→ **RECORDS PROVIDED**:
——

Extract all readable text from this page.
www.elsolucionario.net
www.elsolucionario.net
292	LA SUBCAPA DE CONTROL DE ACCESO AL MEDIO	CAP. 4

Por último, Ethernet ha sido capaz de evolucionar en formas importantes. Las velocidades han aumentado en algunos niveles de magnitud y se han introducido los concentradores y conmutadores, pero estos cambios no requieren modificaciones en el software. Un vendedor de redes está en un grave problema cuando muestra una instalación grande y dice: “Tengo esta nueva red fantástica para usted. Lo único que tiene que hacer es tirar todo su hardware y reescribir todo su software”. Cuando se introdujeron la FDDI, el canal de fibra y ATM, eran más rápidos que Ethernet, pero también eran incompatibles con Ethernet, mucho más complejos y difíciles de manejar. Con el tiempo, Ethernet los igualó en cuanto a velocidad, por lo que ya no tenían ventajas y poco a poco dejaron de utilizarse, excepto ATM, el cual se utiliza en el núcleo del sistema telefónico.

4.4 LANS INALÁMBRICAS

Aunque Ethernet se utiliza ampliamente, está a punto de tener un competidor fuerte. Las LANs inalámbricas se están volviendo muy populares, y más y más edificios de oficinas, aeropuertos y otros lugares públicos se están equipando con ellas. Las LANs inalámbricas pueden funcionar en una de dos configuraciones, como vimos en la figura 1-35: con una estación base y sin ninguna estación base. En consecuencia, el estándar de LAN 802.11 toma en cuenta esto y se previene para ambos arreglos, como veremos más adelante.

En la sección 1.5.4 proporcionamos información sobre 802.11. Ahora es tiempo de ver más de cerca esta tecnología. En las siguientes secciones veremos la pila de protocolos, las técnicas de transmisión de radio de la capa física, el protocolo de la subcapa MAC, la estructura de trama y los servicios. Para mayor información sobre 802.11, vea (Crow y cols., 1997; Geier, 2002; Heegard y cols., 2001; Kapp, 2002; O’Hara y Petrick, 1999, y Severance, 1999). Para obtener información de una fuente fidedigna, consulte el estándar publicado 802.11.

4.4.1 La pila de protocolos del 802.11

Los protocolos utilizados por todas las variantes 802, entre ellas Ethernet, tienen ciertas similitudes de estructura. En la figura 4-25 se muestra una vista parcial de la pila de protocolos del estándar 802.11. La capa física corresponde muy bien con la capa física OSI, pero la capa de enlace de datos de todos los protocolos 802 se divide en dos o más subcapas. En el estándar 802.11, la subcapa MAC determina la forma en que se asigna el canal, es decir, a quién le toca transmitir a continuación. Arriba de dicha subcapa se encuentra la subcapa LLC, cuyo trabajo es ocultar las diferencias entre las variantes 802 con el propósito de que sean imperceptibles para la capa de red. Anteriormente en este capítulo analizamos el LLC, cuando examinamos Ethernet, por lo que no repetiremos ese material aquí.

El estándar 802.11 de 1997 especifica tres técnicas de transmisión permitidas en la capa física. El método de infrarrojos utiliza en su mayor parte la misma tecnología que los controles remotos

——

→ **SHORT EXERCISE**: Say how many lines in the records hold "tecnología", with the number as the whole reply.

→ **WORKED SOLUTION**: 2